**Exercise brief:** Without the pictures, set down the records below word for word.
"""
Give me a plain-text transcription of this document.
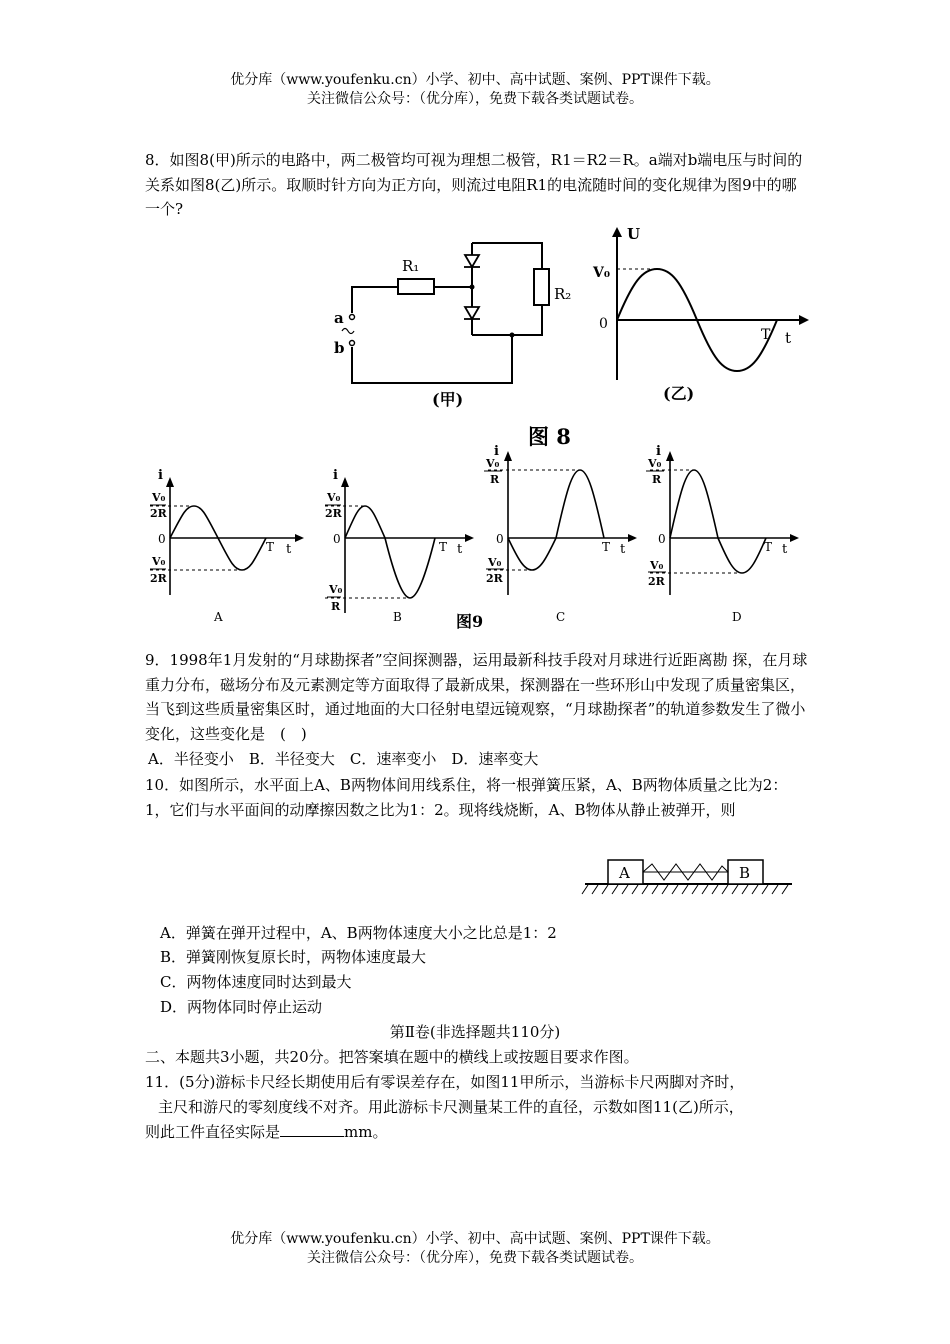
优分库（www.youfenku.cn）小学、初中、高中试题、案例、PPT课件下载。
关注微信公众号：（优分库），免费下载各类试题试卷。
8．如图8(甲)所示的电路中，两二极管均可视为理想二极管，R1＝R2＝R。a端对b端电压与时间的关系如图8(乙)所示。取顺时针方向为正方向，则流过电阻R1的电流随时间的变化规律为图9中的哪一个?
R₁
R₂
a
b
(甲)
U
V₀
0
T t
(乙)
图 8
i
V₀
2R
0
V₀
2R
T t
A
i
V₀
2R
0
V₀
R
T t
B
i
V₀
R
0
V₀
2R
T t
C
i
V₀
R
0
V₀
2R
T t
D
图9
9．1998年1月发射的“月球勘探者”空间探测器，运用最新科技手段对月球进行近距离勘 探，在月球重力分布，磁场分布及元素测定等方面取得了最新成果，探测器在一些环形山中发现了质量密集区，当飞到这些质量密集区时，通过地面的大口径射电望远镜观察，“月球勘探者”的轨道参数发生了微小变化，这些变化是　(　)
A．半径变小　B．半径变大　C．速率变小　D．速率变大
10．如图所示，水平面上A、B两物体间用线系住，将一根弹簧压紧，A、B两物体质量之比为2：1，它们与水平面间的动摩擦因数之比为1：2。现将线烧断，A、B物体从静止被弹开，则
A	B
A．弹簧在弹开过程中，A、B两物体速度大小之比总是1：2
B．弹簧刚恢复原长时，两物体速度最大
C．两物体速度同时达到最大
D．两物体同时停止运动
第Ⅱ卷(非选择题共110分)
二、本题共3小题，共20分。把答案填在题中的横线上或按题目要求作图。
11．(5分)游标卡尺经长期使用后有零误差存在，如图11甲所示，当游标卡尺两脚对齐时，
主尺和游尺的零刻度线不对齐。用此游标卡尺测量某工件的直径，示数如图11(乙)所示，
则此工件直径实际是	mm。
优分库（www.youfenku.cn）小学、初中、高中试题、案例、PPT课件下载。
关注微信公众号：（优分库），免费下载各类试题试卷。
"""
**Answer to the task:**
Give me a plain-text transcription of this document.
优分库（www.youfenku.cn）小学、初中、高中试题、案例、PPT课件下载。
关注微信公众号：（优分库），免费下载各类试题试卷。
8．如图8(甲)所示的电路中，两二极管均可视为理想二极管，R1＝R2＝R。a端对b端电压与时间的关系如图8(乙)所示。取顺时针方向为正方向，则流过电阻R1的电流随时间的变化规律为图9中的哪一个?
R₁
R₂
a
b
(甲)
U
V₀
0
T t
(乙)
图 8
i
V₀
2R
0
V₀
2R
T t
A
i
V₀
2R
0
V₀
R
T t
B
i
V₀
R
0
V₀
2R
T t
C
i
V₀
R
0
V₀
2R
T t
D
图9
9．1998年1月发射的“月球勘探者”空间探测器，运用最新科技手段对月球进行近距离勘 探，在月球重力分布，磁场分布及元素测定等方面取得了最新成果，探测器在一些环形山中发现了质量密集区，当飞到这些质量密集区时，通过地面的大口径射电望远镜观察，“月球勘探者”的轨道参数发生了微小变化，这些变化是　(　)
A．半径变小　B．半径变大　C．速率变小　D．速率变大
10．如图所示，水平面上A、B两物体间用线系住，将一根弹簧压紧，A、B两物体质量之比为2：1，它们与水平面间的动摩擦因数之比为1：2。现将线烧断，A、B物体从静止被弹开，则
A	B
A．弹簧在弹开过程中，A、B两物体速度大小之比总是1：2
B．弹簧刚恢复原长时，两物体速度最大
C．两物体速度同时达到最大
D．两物体同时停止运动
第Ⅱ卷(非选择题共110分)
二、本题共3小题，共20分。把答案填在题中的横线上或按题目要求作图。
11．(5分)游标卡尺经长期使用后有零误差存在，如图11甲所示，当游标卡尺两脚对齐时，
主尺和游尺的零刻度线不对齐。用此游标卡尺测量某工件的直径，示数如图11(乙)所示，
则此工件直径实际是	mm。
优分库（www.youfenku.cn）小学、初中、高中试题、案例、PPT课件下载。
关注微信公众号：（优分库），免费下载各类试题试卷。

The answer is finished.